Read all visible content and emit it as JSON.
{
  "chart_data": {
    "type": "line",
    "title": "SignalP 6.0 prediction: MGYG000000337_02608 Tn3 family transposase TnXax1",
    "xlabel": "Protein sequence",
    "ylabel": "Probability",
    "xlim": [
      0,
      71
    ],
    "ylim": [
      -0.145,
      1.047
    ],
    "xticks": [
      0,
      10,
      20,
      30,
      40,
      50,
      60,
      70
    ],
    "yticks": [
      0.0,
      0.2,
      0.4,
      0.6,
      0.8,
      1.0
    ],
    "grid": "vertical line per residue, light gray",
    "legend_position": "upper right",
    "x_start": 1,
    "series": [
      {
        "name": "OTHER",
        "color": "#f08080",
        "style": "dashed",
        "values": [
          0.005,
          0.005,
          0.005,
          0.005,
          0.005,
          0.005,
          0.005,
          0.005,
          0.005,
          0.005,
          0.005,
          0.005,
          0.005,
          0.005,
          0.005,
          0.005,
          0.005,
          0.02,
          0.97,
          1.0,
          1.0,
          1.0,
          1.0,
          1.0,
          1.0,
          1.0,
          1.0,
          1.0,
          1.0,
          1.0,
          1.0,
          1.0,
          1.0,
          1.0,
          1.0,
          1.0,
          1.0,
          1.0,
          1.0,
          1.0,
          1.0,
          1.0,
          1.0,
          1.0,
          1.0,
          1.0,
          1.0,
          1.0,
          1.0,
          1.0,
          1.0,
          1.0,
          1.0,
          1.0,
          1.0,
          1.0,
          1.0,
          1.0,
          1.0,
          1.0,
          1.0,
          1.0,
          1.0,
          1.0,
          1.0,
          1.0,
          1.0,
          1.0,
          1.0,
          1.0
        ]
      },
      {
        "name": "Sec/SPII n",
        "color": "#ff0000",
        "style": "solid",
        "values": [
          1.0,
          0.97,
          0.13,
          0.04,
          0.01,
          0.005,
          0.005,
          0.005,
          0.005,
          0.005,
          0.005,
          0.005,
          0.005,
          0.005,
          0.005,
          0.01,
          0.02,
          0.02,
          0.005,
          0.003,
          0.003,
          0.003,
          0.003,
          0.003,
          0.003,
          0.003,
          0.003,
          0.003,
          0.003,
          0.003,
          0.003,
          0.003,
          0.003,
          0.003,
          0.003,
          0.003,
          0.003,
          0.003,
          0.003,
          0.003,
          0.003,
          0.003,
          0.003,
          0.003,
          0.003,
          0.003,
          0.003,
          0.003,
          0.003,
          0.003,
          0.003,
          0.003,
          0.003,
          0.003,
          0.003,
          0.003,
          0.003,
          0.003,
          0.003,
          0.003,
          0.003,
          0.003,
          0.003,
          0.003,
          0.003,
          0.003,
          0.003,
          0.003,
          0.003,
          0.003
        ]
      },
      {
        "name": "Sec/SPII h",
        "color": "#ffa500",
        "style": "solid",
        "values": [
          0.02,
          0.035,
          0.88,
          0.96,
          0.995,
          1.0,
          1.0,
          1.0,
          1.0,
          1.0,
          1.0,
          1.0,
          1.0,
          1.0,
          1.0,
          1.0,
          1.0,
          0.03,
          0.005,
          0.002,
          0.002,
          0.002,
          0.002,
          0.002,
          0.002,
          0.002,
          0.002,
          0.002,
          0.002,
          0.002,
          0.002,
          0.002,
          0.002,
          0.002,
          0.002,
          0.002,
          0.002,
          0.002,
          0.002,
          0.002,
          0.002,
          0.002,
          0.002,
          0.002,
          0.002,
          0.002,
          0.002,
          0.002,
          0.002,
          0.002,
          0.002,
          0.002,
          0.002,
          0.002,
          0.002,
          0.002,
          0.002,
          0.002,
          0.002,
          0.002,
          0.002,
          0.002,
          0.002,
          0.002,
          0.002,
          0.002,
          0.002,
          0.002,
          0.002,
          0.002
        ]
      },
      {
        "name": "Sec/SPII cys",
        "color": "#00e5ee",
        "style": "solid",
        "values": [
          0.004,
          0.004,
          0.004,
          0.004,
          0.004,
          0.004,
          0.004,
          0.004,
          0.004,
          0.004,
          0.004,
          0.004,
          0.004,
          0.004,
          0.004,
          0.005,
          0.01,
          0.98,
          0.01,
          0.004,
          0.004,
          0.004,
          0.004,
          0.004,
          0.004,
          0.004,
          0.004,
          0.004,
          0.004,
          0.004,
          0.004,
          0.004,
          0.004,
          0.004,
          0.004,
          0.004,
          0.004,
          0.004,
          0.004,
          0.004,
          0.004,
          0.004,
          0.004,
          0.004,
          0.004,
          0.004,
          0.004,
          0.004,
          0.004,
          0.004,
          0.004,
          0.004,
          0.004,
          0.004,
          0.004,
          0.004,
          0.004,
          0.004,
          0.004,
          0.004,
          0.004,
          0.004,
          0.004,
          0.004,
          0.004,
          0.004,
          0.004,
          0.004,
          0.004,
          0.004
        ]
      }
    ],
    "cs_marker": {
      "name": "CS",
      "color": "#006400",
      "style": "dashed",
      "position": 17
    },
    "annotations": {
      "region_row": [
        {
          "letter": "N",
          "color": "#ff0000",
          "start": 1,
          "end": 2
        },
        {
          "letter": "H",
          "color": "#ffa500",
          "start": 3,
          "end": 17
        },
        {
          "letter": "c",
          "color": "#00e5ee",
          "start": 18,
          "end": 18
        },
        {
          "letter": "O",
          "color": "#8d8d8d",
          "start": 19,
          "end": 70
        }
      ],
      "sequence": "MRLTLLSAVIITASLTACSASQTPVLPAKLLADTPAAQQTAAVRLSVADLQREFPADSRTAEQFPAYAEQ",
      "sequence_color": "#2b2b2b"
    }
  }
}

» What you will do
Give back the data exactly, with no line dropped.

» Your response
Read all visible content and emit it as JSON.
{
  "chart_data": {
    "type": "line",
    "title": "SignalP 6.0 prediction: MGYG000000337_02608 Tn3 family transposase TnXax1",
    "xlabel": "Protein sequence",
    "ylabel": "Probability",
    "xlim": [
      0,
      71
    ],
    "ylim": [
      -0.145,
      1.047
    ],
    "xticks": [
      0,
      10,
      20,
      30,
      40,
      50,
      60,
      70
    ],
    "yticks": [
      0.0,
      0.2,
      0.4,
      0.6,
      0.8,
      1.0
    ],
    "grid": "vertical line per residue, light gray",
    "legend_position": "upper right",
    "x_start": 1,
    "series": [
      {
        "name": "OTHER",
        "color": "#f08080",
        "style": "dashed",
        "values": [
          0.005,
          0.005,
          0.005,
          0.005,
          0.005,
          0.005,
          0.005,
          0.005,
          0.005,
          0.005,
          0.005,
          0.005,
          0.005,
          0.005,
          0.005,
          0.005,
          0.005,
          0.02,
          0.97,
          1.0,
          1.0,
          1.0,
          1.0,
          1.0,
          1.0,
          1.0,
          1.0,
          1.0,
          1.0,
          1.0,
          1.0,
          1.0,
          1.0,
          1.0,
          1.0,
          1.0,
          1.0,
          1.0,
          1.0,
          1.0,
          1.0,
          1.0,
          1.0,
          1.0,
          1.0,
          1.0,
          1.0,
          1.0,
          1.0,
          1.0,
          1.0,
          1.0,
          1.0,
          1.0,
          1.0,
          1.0,
          1.0,
          1.0,
          1.0,
          1.0,
          1.0,
          1.0,
          1.0,
          1.0,
          1.0,
          1.0,
          1.0,
          1.0,
          1.0,
          1.0
        ]
      },
      {
        "name": "Sec/SPII n",
        "color": "#ff0000",
        "style": "solid",
        "values": [
          1.0,
          0.97,
          0.13,
          0.04,
          0.01,
          0.005,
          0.005,
          0.005,
          0.005,
          0.005,
          0.005,
          0.005,
          0.005,
          0.005,
          0.005,
          0.01,
          0.02,
          0.02,
          0.005,
          0.003,
          0.003,
          0.003,
          0.003,
          0.003,
          0.003,
          0.003,
          0.003,
          0.003,
          0.003,
          0.003,
          0.003,
          0.003,
          0.003,
          0.003,
          0.003,
          0.003,
          0.003,
          0.003,
          0.003,
          0.003,
          0.003,
          0.003,
          0.003,
          0.003,
          0.003,
          0.003,
          0.003,
          0.003,
          0.003,
          0.003,
          0.003,
          0.003,
          0.003,
          0.003,
          0.003,
          0.003,
          0.003,
          0.003,
          0.003,
          0.003,
          0.003,
          0.003,
          0.003,
          0.003,
          0.003,
          0.003,
          0.003,
          0.003,
          0.003,
          0.003
        ]
      },
      {
        "name": "Sec/SPII h",
        "color": "#ffa500",
        "style": "solid",
        "values": [
          0.02,
          0.035,
          0.88,
          0.96,
          0.995,
          1.0,
          1.0,
          1.0,
          1.0,
          1.0,
          1.0,
          1.0,
          1.0,
          1.0,
          1.0,
          1.0,
          1.0,
          0.03,
          0.005,
          0.002,
          0.002,
          0.002,
          0.002,
          0.002,
          0.002,
          0.002,
          0.002,
          0.002,
          0.002,
          0.002,
          0.002,
          0.002,
          0.002,
          0.002,
          0.002,
          0.002,
          0.002,
          0.002,
          0.002,
          0.002,
          0.002,
          0.002,
          0.002,
          0.002,
          0.002,
          0.002,
          0.002,
          0.002,
          0.002,
          0.002,
          0.002,
          0.002,
          0.002,
          0.002,
          0.002,
          0.002,
          0.002,
          0.002,
          0.002,
          0.002,
          0.002,
          0.002,
          0.002,
          0.002,
          0.002,
          0.002,
          0.002,
          0.002,
          0.002,
          0.002
        ]
      },
      {
        "name": "Sec/SPII cys",
        "color": "#00e5ee",
        "style": "solid",
        "values": [
          0.004,
          0.004,
          0.004,
          0.004,
          0.004,
          0.004,
          0.004,
          0.004,
          0.004,
          0.004,
          0.004,
          0.004,
          0.004,
          0.004,
          0.004,
          0.005,
          0.01,
          0.98,
          0.01,
          0.004,
          0.004,
          0.004,
          0.004,
          0.004,
          0.004,
          0.004,
          0.004,
          0.004,
          0.004,
          0.004,
          0.004,
          0.004,
          0.004,
          0.004,
          0.004,
          0.004,
          0.004,
          0.004,
          0.004,
          0.004,
          0.004,
          0.004,
          0.004,
          0.004,
          0.004,
          0.004,
          0.004,
          0.004,
          0.004,
          0.004,
          0.004,
          0.004,
          0.004,
          0.004,
          0.004,
          0.004,
          0.004,
          0.004,
          0.004,
          0.004,
          0.004,
          0.004,
          0.004,
          0.004,
          0.004,
          0.004,
          0.004,
          0.004,
          0.004,
          0.004
        ]
      }
    ],
    "cs_marker": {
      "name": "CS",
      "color": "#006400",
      "style": "dashed",
      "position": 17
    },
    "annotations": {
      "region_row": [
        {
          "letter": "N",
          "color": "#ff0000",
          "start": 1,
          "end": 2
        },
        {
          "letter": "H",
          "color": "#ffa500",
          "start": 3,
          "end": 17
        },
        {
          "letter": "c",
          "color": "#00e5ee",
          "start": 18,
          "end": 18
        },
        {
          "letter": "O",
          "color": "#8d8d8d",
          "start": 19,
          "end": 70
        }
      ],
      "sequence": "MRLTLLSAVIITASLTACSASQTPVLPAKLLADTPAAQQTAAVRLSVADLQREFPADSRTAEQFPAYAEQ",
      "sequence_color": "#2b2b2b"
    }
  }
}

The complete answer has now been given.